Start of INFORMATION GIVEN

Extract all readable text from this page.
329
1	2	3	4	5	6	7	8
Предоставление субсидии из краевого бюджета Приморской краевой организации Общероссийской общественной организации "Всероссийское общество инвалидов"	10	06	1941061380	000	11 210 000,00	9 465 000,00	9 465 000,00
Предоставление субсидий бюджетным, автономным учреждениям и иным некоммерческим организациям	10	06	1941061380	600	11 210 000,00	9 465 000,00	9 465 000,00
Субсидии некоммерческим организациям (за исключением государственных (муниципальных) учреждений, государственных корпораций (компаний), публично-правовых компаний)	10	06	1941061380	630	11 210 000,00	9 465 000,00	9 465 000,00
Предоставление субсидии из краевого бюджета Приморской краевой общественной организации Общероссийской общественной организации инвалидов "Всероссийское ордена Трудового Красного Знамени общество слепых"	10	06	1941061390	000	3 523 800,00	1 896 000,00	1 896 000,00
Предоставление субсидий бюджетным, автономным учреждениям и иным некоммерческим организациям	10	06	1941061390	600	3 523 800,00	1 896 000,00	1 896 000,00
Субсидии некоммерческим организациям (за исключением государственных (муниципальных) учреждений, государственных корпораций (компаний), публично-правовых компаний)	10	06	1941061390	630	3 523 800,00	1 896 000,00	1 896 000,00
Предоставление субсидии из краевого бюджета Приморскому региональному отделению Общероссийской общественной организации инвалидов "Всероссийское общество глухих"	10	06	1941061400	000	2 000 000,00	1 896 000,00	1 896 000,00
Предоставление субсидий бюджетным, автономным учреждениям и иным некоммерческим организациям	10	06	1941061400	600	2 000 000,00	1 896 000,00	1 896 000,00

End of INFORMATION GIVEN

▶ [WHAT THE TASK REQUIRES]: All of the entries above need to be reproduced exactly.

▶ [RESULT FOR THIS TASK]:
Extract all readable text from this page.
329
1	2	3	4	5	6	7	8
Предоставление субсидии из краевого бюджета Приморской краевой организации Общероссийской общественной организации "Всероссийское общество инвалидов"	10	06	1941061380	000	11 210 000,00	9 465 000,00	9 465 000,00
Предоставление субсидий бюджетным, автономным учреждениям и иным некоммерческим организациям	10	06	1941061380	600	11 210 000,00	9 465 000,00	9 465 000,00
Субсидии некоммерческим организациям (за исключением государственных (муниципальных) учреждений, государственных корпораций (компаний), публично-правовых компаний)	10	06	1941061380	630	11 210 000,00	9 465 000,00	9 465 000,00
Предоставление субсидии из краевого бюджета Приморской краевой общественной организации Общероссийской общественной организации инвалидов "Всероссийское ордена Трудового Красного Знамени общество слепых"	10	06	1941061390	000	3 523 800,00	1 896 000,00	1 896 000,00
Предоставление субсидий бюджетным, автономным учреждениям и иным некоммерческим организациям	10	06	1941061390	600	3 523 800,00	1 896 000,00	1 896 000,00
Субсидии некоммерческим организациям (за исключением государственных (муниципальных) учреждений, государственных корпораций (компаний), публично-правовых компаний)	10	06	1941061390	630	3 523 800,00	1 896 000,00	1 896 000,00
Предоставление субсидии из краевого бюджета Приморскому региональному отделению Общероссийской общественной организации инвалидов "Всероссийское общество глухих"	10	06	1941061400	000	2 000 000,00	1 896 000,00	1 896 000,00
Предоставление субсидий бюджетным, автономным учреждениям и иным некоммерческим организациям	10	06	1941061400	600	2 000 000,00	1 896 000,00	1 896 000,00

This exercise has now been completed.